▶ **TASK DESCRIPTION**: Track down each line that has the word "Захід" and copy it.

▶ **TASK INPUT**:
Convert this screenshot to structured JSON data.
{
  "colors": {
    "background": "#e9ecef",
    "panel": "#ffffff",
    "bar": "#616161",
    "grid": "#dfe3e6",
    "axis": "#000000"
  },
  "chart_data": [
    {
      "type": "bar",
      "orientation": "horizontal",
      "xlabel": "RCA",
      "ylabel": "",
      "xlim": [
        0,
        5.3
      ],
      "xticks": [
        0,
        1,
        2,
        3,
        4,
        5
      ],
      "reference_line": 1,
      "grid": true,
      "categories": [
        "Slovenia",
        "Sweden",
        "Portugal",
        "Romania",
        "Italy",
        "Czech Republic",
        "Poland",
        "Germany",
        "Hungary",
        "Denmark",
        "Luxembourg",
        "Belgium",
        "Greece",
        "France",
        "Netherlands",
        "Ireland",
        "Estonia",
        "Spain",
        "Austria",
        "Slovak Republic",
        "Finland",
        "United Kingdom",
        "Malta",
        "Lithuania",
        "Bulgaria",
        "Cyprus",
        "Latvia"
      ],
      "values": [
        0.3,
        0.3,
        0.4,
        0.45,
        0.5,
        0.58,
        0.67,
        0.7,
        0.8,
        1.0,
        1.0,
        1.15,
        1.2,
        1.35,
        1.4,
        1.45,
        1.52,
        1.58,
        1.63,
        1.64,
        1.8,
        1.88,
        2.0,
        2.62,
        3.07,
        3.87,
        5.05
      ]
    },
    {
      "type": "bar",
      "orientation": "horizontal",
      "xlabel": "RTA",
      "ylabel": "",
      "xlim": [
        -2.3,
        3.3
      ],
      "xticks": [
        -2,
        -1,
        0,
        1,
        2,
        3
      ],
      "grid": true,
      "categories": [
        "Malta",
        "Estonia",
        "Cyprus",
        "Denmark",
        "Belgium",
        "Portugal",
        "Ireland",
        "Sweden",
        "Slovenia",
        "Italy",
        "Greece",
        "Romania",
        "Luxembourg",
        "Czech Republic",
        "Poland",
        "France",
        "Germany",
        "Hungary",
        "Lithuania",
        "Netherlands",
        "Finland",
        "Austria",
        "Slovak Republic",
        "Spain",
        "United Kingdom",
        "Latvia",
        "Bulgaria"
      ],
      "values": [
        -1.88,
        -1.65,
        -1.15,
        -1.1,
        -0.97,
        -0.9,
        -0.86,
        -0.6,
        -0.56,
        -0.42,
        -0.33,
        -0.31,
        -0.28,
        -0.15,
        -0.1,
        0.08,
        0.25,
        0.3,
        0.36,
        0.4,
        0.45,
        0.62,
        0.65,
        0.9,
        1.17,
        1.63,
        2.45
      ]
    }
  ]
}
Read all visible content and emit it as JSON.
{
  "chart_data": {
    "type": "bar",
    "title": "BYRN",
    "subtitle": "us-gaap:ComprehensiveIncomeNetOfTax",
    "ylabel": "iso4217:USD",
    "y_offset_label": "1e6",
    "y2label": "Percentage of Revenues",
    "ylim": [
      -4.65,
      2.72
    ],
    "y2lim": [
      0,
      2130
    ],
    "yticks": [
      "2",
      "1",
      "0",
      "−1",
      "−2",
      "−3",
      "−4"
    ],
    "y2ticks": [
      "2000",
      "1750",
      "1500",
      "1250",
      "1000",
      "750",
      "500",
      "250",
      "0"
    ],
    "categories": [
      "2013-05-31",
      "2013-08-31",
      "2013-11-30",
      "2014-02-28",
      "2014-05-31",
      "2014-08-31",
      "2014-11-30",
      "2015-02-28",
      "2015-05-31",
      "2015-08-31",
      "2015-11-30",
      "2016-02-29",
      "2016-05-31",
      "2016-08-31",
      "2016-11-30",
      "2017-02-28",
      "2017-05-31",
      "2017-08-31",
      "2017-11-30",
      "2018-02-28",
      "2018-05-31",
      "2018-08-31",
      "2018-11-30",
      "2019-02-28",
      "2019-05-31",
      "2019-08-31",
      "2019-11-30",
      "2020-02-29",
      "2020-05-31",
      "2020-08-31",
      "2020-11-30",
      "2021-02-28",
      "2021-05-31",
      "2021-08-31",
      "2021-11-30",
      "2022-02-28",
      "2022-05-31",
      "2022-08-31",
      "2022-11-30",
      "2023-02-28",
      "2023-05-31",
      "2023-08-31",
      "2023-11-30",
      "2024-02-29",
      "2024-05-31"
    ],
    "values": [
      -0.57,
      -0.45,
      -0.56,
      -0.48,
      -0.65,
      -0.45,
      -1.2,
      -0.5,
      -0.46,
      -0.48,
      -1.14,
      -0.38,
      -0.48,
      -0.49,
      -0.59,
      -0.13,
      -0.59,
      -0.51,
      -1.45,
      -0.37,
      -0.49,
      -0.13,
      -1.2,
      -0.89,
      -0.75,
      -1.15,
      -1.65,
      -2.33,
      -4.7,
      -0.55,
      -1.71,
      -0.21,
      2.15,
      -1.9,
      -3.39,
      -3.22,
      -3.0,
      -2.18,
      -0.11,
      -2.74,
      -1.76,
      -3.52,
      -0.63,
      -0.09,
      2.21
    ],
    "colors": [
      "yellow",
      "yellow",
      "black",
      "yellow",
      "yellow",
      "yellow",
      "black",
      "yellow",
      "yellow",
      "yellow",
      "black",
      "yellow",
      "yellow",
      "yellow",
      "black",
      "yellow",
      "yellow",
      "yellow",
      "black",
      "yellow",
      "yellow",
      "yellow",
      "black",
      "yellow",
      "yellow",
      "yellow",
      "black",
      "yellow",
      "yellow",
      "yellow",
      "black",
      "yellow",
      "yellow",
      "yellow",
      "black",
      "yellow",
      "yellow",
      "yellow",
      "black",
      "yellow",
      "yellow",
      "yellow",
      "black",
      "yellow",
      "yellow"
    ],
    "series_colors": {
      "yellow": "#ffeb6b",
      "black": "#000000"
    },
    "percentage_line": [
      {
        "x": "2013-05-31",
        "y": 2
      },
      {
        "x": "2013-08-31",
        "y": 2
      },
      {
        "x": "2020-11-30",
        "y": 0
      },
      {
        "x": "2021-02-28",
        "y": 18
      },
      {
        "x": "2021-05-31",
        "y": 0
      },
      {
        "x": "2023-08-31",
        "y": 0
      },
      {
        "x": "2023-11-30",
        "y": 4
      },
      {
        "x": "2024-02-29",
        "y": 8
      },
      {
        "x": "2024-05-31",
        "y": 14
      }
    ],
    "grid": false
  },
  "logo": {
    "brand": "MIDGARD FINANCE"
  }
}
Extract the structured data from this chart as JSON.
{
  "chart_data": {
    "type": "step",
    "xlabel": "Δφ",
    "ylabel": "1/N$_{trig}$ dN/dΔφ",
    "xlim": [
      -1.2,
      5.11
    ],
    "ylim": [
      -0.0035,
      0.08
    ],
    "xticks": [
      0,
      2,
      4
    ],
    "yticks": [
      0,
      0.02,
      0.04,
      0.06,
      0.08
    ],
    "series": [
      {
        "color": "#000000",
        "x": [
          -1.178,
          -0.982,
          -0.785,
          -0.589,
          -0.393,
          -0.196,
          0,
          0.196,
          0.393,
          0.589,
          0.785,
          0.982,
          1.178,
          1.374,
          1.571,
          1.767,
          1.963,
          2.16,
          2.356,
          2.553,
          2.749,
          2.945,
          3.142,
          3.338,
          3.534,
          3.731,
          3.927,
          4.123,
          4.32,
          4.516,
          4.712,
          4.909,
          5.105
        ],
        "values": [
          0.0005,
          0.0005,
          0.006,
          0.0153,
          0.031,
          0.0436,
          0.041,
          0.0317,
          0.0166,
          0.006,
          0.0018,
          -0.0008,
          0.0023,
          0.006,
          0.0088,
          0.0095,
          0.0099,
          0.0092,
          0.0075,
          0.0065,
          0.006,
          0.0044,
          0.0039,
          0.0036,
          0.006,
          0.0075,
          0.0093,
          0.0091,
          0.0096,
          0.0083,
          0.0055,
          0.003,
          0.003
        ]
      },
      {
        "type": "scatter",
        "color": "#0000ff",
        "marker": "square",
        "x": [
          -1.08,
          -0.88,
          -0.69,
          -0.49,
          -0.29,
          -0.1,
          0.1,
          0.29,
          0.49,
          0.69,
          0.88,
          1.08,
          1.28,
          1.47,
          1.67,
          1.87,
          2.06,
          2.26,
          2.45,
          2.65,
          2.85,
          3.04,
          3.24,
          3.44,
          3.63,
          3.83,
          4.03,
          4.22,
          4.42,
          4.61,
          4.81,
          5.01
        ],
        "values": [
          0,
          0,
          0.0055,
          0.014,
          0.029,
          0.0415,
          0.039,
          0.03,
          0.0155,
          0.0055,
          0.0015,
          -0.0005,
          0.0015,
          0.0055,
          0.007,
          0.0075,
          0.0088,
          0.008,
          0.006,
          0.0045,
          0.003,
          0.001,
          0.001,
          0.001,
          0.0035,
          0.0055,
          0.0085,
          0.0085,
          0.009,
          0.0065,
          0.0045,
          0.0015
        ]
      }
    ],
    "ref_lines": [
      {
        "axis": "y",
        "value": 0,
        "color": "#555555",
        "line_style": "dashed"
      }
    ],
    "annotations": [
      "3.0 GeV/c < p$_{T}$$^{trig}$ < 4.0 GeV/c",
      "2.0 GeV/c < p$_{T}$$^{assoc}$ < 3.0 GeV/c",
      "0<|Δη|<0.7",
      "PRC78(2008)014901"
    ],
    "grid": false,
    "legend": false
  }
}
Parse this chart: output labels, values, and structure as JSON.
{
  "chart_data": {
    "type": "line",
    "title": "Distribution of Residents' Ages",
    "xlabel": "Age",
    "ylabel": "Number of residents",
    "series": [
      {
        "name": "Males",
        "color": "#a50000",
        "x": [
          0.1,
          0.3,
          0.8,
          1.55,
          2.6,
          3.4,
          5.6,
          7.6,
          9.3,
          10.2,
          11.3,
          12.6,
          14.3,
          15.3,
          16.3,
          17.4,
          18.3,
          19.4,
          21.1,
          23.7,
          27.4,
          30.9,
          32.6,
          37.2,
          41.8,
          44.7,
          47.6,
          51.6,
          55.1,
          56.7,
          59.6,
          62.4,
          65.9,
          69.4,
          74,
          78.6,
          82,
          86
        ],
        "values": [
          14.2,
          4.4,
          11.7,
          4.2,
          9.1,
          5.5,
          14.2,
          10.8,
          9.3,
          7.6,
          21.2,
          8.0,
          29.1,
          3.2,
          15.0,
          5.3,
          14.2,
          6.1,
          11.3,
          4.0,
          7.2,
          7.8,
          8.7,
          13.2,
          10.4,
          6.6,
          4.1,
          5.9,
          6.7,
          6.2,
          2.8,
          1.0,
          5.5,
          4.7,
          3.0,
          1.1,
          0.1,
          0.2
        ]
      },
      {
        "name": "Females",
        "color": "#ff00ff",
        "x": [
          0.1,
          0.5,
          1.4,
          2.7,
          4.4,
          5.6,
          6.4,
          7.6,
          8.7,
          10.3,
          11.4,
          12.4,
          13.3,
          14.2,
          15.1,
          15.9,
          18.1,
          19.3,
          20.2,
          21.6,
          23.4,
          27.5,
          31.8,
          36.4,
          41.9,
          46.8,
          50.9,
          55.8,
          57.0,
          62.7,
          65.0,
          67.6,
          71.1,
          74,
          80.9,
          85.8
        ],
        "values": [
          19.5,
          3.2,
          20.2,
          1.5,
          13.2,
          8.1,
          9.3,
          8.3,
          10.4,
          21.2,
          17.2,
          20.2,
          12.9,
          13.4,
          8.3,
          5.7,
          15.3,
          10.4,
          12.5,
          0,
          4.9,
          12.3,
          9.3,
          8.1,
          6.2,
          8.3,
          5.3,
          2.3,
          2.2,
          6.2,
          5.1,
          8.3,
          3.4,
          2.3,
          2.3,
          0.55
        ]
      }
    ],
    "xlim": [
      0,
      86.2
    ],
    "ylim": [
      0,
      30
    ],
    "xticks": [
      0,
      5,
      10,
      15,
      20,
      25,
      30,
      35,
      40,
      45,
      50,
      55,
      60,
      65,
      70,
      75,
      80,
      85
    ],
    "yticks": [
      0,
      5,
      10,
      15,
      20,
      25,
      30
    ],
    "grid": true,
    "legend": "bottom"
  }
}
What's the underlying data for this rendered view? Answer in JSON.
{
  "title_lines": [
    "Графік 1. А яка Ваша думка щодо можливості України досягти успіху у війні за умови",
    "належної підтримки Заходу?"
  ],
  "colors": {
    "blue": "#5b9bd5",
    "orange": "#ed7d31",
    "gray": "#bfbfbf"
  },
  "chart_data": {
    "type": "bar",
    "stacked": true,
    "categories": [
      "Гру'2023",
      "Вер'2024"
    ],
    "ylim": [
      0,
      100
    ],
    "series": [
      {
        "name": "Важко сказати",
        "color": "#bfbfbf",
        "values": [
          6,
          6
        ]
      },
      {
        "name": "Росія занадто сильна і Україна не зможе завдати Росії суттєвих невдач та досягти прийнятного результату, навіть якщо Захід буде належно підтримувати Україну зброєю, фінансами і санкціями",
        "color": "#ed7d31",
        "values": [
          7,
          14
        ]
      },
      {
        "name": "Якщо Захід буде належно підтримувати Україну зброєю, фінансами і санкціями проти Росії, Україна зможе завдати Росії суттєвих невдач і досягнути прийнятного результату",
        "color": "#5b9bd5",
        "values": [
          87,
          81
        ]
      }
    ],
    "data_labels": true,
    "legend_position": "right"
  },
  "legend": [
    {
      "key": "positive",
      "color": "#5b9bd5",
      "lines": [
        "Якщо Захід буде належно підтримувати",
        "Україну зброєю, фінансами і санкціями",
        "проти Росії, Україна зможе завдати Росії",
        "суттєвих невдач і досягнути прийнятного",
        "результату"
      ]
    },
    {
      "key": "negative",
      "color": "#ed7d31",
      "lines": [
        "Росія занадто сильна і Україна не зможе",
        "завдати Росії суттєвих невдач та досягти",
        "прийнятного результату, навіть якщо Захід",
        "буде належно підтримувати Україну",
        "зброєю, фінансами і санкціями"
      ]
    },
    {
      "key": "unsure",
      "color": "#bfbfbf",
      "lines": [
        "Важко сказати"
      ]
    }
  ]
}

▶ **THE RESPONSE**:
        "name": "Росія занадто сильна і Україна не зможе завдати Росії суттєвих невдач та досягти прийнятного результату, навіть якщо Захід буде належно підтримувати Україну зброєю, фінансами і санкціями",
        "name": "Якщо Захід буде належно підтримувати Україну зброєю, фінансами і санкціями проти Росії, Україна зможе завдати Росії суттєвих невдач і досягнути прийнятного результату",
        "Якщо Захід буде належно підтримувати",
        "прийнятного результату, навіть якщо Захід",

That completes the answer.